**Directions for this task**
The data below needs to be returned exactly, line for line.
==========
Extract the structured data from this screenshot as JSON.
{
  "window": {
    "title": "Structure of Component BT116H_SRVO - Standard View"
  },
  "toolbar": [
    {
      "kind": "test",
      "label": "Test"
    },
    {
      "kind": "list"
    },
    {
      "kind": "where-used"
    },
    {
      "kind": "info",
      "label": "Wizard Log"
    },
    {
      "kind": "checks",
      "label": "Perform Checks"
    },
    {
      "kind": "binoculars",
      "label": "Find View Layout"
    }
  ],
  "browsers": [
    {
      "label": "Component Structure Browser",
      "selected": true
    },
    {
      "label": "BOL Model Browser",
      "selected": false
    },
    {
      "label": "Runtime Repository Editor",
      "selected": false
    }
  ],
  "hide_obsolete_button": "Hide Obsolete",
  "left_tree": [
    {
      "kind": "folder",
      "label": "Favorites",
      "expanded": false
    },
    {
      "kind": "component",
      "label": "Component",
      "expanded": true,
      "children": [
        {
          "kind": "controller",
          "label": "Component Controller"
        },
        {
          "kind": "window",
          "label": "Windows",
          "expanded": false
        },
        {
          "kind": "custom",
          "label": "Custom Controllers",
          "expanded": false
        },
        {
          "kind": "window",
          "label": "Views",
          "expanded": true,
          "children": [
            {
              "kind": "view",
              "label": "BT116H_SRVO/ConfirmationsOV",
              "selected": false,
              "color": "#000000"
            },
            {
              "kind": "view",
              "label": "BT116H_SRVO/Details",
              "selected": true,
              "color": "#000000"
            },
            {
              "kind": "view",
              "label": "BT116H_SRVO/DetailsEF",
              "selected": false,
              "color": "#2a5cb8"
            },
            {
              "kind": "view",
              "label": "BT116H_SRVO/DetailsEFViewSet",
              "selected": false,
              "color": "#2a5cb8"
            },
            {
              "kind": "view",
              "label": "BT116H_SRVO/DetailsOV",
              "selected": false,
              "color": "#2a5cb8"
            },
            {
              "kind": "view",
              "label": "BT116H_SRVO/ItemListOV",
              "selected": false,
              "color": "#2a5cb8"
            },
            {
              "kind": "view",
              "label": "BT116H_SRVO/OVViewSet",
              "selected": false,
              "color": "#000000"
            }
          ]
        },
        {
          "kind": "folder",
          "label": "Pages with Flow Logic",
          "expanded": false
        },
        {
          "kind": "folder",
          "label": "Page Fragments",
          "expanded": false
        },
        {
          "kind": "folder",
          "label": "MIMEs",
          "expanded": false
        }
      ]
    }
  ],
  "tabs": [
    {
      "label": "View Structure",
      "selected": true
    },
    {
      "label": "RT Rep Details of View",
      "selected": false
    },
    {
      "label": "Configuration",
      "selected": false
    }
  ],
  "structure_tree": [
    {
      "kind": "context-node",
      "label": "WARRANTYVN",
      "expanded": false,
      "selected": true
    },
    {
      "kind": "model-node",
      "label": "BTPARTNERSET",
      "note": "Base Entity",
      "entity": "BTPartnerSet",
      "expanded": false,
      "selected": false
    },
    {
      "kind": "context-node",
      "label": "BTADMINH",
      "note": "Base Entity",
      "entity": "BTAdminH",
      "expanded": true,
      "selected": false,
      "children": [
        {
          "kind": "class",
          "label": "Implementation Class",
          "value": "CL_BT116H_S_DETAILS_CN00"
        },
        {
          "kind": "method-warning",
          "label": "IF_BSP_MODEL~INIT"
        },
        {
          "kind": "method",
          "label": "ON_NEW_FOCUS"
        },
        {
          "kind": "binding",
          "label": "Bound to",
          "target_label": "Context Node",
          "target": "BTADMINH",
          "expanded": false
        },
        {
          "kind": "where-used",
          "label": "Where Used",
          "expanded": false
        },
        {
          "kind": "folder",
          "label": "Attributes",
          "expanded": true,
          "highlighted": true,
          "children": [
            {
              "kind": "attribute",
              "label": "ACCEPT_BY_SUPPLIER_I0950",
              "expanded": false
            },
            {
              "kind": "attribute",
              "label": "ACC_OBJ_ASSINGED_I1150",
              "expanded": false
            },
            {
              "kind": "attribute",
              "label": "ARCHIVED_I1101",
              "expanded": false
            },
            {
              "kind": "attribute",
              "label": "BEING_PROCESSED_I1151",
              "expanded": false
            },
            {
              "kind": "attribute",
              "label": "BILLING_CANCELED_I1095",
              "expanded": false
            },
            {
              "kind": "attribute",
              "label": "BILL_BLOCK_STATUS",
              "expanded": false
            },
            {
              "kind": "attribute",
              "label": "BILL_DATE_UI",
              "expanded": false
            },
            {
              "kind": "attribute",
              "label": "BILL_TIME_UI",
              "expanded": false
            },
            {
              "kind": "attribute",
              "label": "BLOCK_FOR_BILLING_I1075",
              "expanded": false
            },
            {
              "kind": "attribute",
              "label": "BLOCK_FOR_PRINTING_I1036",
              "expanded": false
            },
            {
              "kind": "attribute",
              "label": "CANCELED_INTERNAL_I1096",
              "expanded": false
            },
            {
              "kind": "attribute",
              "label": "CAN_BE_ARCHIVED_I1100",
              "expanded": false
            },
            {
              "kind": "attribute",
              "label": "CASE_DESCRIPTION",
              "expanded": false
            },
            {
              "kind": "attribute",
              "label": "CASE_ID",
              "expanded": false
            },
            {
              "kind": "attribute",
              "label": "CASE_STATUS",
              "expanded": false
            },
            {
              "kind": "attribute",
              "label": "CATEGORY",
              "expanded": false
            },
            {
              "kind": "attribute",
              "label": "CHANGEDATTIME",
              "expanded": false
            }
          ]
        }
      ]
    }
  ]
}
==========
**Response for this exercise**
Extract the structured data from this screenshot as JSON.
{
  "window": {
    "title": "Structure of Component BT116H_SRVO - Standard View"
  },
  "toolbar": [
    {
      "kind": "test",
      "label": "Test"
    },
    {
      "kind": "list"
    },
    {
      "kind": "where-used"
    },
    {
      "kind": "info",
      "label": "Wizard Log"
    },
    {
      "kind": "checks",
      "label": "Perform Checks"
    },
    {
      "kind": "binoculars",
      "label": "Find View Layout"
    }
  ],
  "browsers": [
    {
      "label": "Component Structure Browser",
      "selected": true
    },
    {
      "label": "BOL Model Browser",
      "selected": false
    },
    {
      "label": "Runtime Repository Editor",
      "selected": false
    }
  ],
  "hide_obsolete_button": "Hide Obsolete",
  "left_tree": [
    {
      "kind": "folder",
      "label": "Favorites",
      "expanded": false
    },
    {
      "kind": "component",
      "label": "Component",
      "expanded": true,
      "children": [
        {
          "kind": "controller",
          "label": "Component Controller"
        },
        {
          "kind": "window",
          "label": "Windows",
          "expanded": false
        },
        {
          "kind": "custom",
          "label": "Custom Controllers",
          "expanded": false
        },
        {
          "kind": "window",
          "label": "Views",
          "expanded": true,
          "children": [
            {
              "kind": "view",
              "label": "BT116H_SRVO/ConfirmationsOV",
              "selected": false,
              "color": "#000000"
            },
            {
              "kind": "view",
              "label": "BT116H_SRVO/Details",
              "selected": true,
              "color": "#000000"
            },
            {
              "kind": "view",
              "label": "BT116H_SRVO/DetailsEF",
              "selected": false,
              "color": "#2a5cb8"
            },
            {
              "kind": "view",
              "label": "BT116H_SRVO/DetailsEFViewSet",
              "selected": false,
              "color": "#2a5cb8"
            },
            {
              "kind": "view",
              "label": "BT116H_SRVO/DetailsOV",
              "selected": false,
              "color": "#2a5cb8"
            },
            {
              "kind": "view",
              "label": "BT116H_SRVO/ItemListOV",
              "selected": false,
              "color": "#2a5cb8"
            },
            {
              "kind": "view",
              "label": "BT116H_SRVO/OVViewSet",
              "selected": false,
              "color": "#000000"
            }
          ]
        },
        {
          "kind": "folder",
          "label": "Pages with Flow Logic",
          "expanded": false
        },
        {
          "kind": "folder",
          "label": "Page Fragments",
          "expanded": false
        },
        {
          "kind": "folder",
          "label": "MIMEs",
          "expanded": false
        }
      ]
    }
  ],
  "tabs": [
    {
      "label": "View Structure",
      "selected": true
    },
    {
      "label": "RT Rep Details of View",
      "selected": false
    },
    {
      "label": "Configuration",
      "selected": false
    }
  ],
  "structure_tree": [
    {
      "kind": "context-node",
      "label": "WARRANTYVN",
      "expanded": false,
      "selected": true
    },
    {
      "kind": "model-node",
      "label": "BTPARTNERSET",
      "note": "Base Entity",
      "entity": "BTPartnerSet",
      "expanded": false,
      "selected": false
    },
    {
      "kind": "context-node",
      "label": "BTADMINH",
      "note": "Base Entity",
      "entity": "BTAdminH",
      "expanded": true,
      "selected": false,
      "children": [
        {
          "kind": "class",
          "label": "Implementation Class",
          "value": "CL_BT116H_S_DETAILS_CN00"
        },
        {
          "kind": "method-warning",
          "label": "IF_BSP_MODEL~INIT"
        },
        {
          "kind": "method",
          "label": "ON_NEW_FOCUS"
        },
        {
          "kind": "binding",
          "label": "Bound to",
          "target_label": "Context Node",
          "target": "BTADMINH",
          "expanded": false
        },
        {
          "kind": "where-used",
          "label": "Where Used",
          "expanded": false
        },
        {
          "kind": "folder",
          "label": "Attributes",
          "expanded": true,
          "highlighted": true,
          "children": [
            {
              "kind": "attribute",
              "label": "ACCEPT_BY_SUPPLIER_I0950",
              "expanded": false
            },
            {
              "kind": "attribute",
              "label": "ACC_OBJ_ASSINGED_I1150",
              "expanded": false
            },
            {
              "kind": "attribute",
              "label": "ARCHIVED_I1101",
              "expanded": false
            },
            {
              "kind": "attribute",
              "label": "BEING_PROCESSED_I1151",
              "expanded": false
            },
            {
              "kind": "attribute",
              "label": "BILLING_CANCELED_I1095",
              "expanded": false
            },
            {
              "kind": "attribute",
              "label": "BILL_BLOCK_STATUS",
              "expanded": false
            },
            {
              "kind": "attribute",
              "label": "BILL_DATE_UI",
              "expanded": false
            },
            {
              "kind": "attribute",
              "label": "BILL_TIME_UI",
              "expanded": false
            },
            {
              "kind": "attribute",
              "label": "BLOCK_FOR_BILLING_I1075",
              "expanded": false
            },
            {
              "kind": "attribute",
              "label": "BLOCK_FOR_PRINTING_I1036",
              "expanded": false
            },
            {
              "kind": "attribute",
              "label": "CANCELED_INTERNAL_I1096",
              "expanded": false
            },
            {
              "kind": "attribute",
              "label": "CAN_BE_ARCHIVED_I1100",
              "expanded": false
            },
            {
              "kind": "attribute",
              "label": "CASE_DESCRIPTION",
              "expanded": false
            },
            {
              "kind": "attribute",
              "label": "CASE_ID",
              "expanded": false
            },
            {
              "kind": "attribute",
              "label": "CASE_STATUS",
              "expanded": false
            },
            {
              "kind": "attribute",
              "label": "CATEGORY",
              "expanded": false
            },
            {
              "kind": "attribute",
              "label": "CHANGEDATTIME",
              "expanded": false
            }
          ]
        }
      ]
    }
  ]
}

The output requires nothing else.